--- GIVEN RECORDS ---
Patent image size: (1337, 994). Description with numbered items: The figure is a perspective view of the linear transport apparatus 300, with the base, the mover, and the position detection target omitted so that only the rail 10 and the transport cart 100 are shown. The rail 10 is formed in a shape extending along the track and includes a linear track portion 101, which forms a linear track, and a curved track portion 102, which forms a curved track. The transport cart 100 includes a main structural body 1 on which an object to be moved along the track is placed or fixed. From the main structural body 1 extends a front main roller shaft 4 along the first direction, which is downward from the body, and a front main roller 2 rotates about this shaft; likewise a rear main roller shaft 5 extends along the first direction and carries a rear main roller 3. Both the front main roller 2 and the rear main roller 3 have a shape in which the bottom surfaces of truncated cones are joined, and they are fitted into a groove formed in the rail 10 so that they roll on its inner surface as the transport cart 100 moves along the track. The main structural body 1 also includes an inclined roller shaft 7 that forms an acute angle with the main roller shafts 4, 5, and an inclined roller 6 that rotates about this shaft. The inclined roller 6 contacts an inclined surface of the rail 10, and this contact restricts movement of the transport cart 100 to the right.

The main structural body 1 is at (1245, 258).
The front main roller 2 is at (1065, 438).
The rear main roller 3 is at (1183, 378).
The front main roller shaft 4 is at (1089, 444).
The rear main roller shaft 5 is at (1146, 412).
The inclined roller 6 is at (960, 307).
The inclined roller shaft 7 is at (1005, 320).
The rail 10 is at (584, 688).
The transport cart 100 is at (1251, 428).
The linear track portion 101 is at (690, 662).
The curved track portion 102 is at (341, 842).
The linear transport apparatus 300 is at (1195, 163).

--- PROBLEM TO SOLVE ---
Put the stretch from the start of the records through the line that contains "The transport cart 100 is at (1251, 428)." into a Markdown table with the columns Row and Record line. Number each row and leave out blank lines.

--- FINISHED ANSWER ---
| Row | Record line |
|---|---|
| 1 | Patent image size: (1337, 994). Description with numbered items: The figure is a perspective view of the linear transport apparatus 300, with the base, the mover, and the position detection target omitted so that only the rail 10 and the transport cart 100 are shown. The rail 10 is formed in a shape extending along the track and includes a linear track portion 101, which forms a linear track, and a curved track portion 102, which forms a curved track. The transport cart 100 includes a main structural body 1 on which an object to be moved along the track is placed or fixed. From the main structural body 1 extends a front main roller shaft 4 along the first direction, which is downward from the body, and a front main roller 2 rotates about this shaft; likewise a rear main roller shaft 5 extends along the first direction and carries a rear main roller 3. Both the front main roller 2 and the rear main roller 3 have a shape in which the bottom surfaces of truncated cones are joined, and they are fitted into a groove formed in the rail 10 so that they roll on its inner surface as the transport cart 100 moves along the track. The main structural body 1 also includes an inclined roller shaft 7 that forms an acute angle with the main roller shafts 4, 5, and an inclined roller 6 that rotates about this shaft. The inclined roller 6 contacts an inclined surface of the rail 10, and this contact restricts movement of the transport cart 100 to the right. |
| 2 | The main structural body 1 is at (1245, 258). |
| 3 | The front main roller 2 is at (1065, 438). |
| 4 | The rear main roller 3 is at (1183, 378). |
| 5 | The front main roller shaft 4 is at (1089, 444). |
| 6 | The rear main roller shaft 5 is at (1146, 412). |
| 7 | The inclined roller 6 is at (960, 307). |
| 8 | The inclined roller shaft 7 is at (1005, 320). |
| 9 | The rail 10 is at (584, 688). |
| 10 | The transport cart 100 is at (1251, 428). |